-- begin --
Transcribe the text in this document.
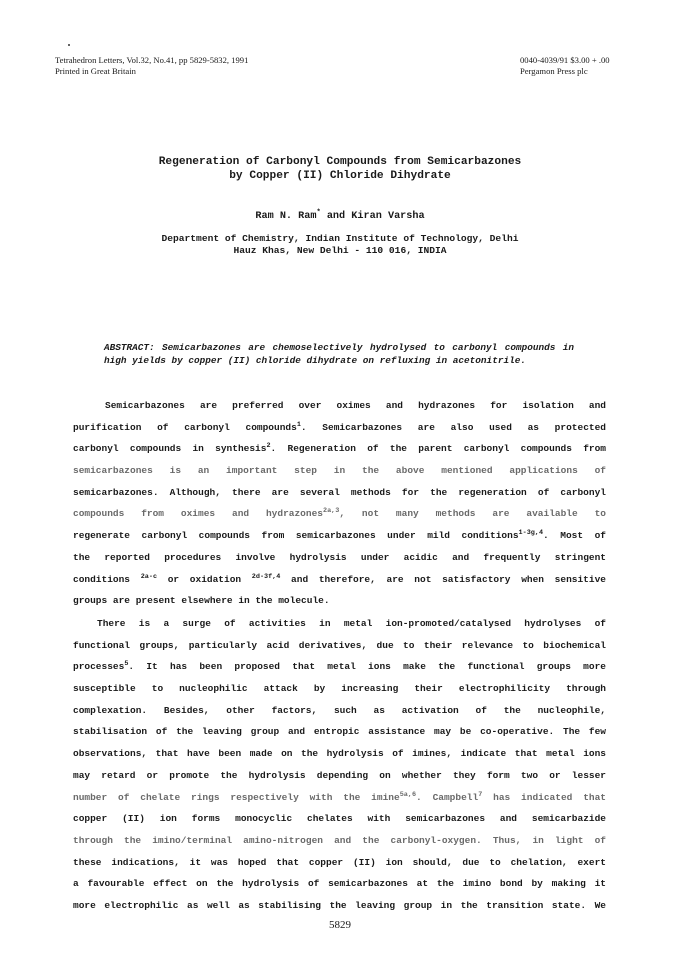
Tetrahedron Letters, Vol.32, No.41, pp 5829-5832, 1991
Printed in Great Britain
0040-4039/91 $3.00 + .00
Pergamon Press plc
Regeneration of Carbonyl Compounds from Semicarbazones
by Copper (II) Chloride Dihydrate
Ram N. Ram* and Kiran Varsha
Department of Chemistry, Indian Institute of Technology, Delhi
Hauz Khas, New Delhi - 110 016, INDIA
ABSTRACT: Semicarbazones are chemoselectively hydrolysed to carbonyl compounds in high yields by copper (II) chloride dihydrate on refluxing in acetonitrile.
Semicarbazones are preferred over oximes and hydrazones for isolation and
purification of carbonyl compounds$^1$. Semicarbazones are also used as protected
carbonyl compounds in synthesis$^2$. Regeneration of the parent carbonyl compounds from
semicarbazones is an important step in the above mentioned applications of
semicarbazones. Although, there are several methods for the regeneration of carbonyl
compounds from oximes and hydrazones$^{2a,3}$, not many methods are available to
regenerate carbonyl compounds from semicarbazones under mild conditions$^{1-3g,4}$. Most of
the reported procedures involve hydrolysis under acidic and frequently stringent
conditions $^{2a-c}$ or oxidation $^{2d-3f,4}$ and therefore, are not satisfactory when sensitive
groups are present elsewhere in the molecule.
There is a surge of activities in metal ion-promoted/catalysed hydrolyses of
functional groups, particularly acid derivatives, due to their relevance to biochemical
processes$^5$. It has been proposed that metal ions make the functional groups more
susceptible to nucleophilic attack by increasing their electrophilicity through
complexation. Besides, other factors, such as activation of the nucleophile,
stabilisation of the leaving group and entropic assistance may be co-operative. The few
observations, that have been made on the hydrolysis of imines, indicate that metal ions
may retard or promote the hydrolysis depending on whether they form two or lesser
number of chelate rings respectively with the imine$^{5a,6}$. Campbell$^7$ has indicated that
copper (II) ion forms monocyclic chelates with semicarbazones and semicarbazide
through the imino/terminal amino-nitrogen and the carbonyl-oxygen. Thus, in light of
these indications, it was hoped that copper (II) ion should, due to chelation, exert
a favourable effect on the hydrolysis of semicarbazones at the imino bond by making it
more electrophilic as well as stabilising the leaving group in the transition state. We
5829
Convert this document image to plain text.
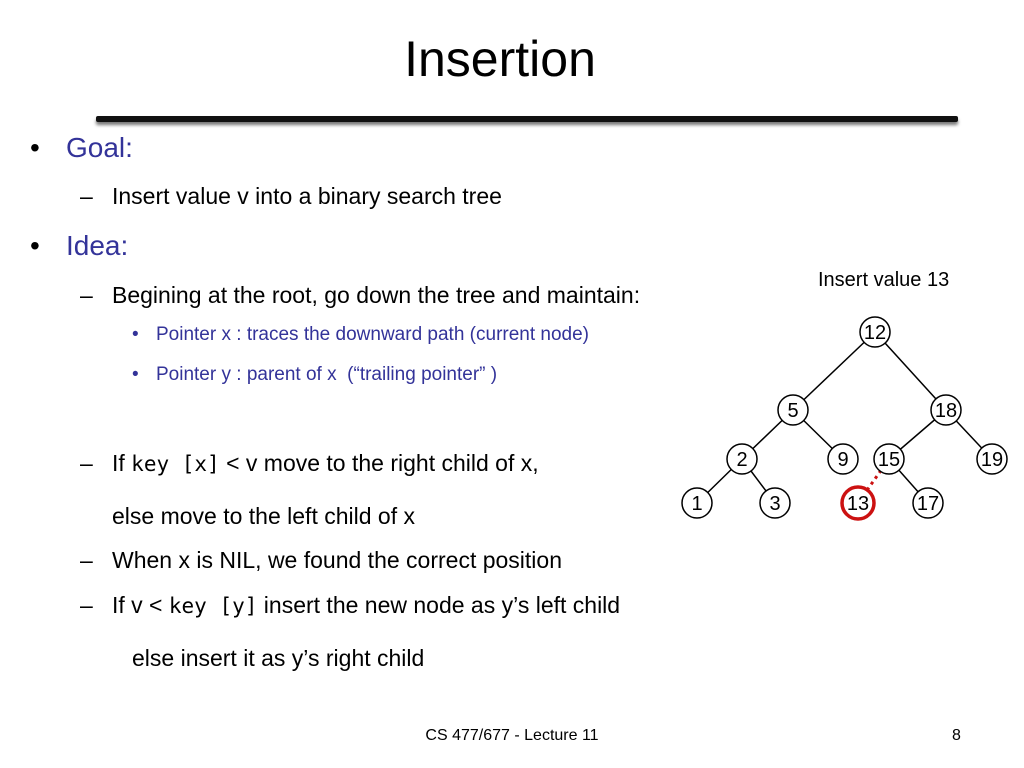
Insertion
• Goal:
– Insert value v into a binary search tree
• Idea:
– Begining at the root, go down the tree and maintain:
• Pointer x : traces the downward path (current node)
• Pointer y : parent of x  (“trailing pointer” )
– If key [x] < v move to the right child of x,
else move to the left child of x
– When x is NIL, we found the correct position
– If v < key [y] insert the new node as y’s left child
else insert it as y’s right child
Insert value 13
12
5	18
2	9 15	19
1	3	13 17
CS 477/677 - Lecture 11	8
-- end --
• **Short exercise**:
Copy exactly the lines from the one containing "Convert this document image to plain text." through the last line of the records above, including both, and omit every picture.

• **Answer to this task**:
Convert this document image to plain text.
Insertion
• Goal:
– Insert value v into a binary search tree
• Idea:
– Begining at the root, go down the tree and maintain:
• Pointer x : traces the downward path (current node)
• Pointer y : parent of x  (“trailing pointer” )
– If key [x] < v move to the right child of x,
else move to the left child of x
– When x is NIL, we found the correct position
– If v < key [y] insert the new node as y’s left child
else insert it as y’s right child
Insert value 13
12
5	18
2	9 15	19
1	3	13 17
CS 477/677 - Lecture 11	8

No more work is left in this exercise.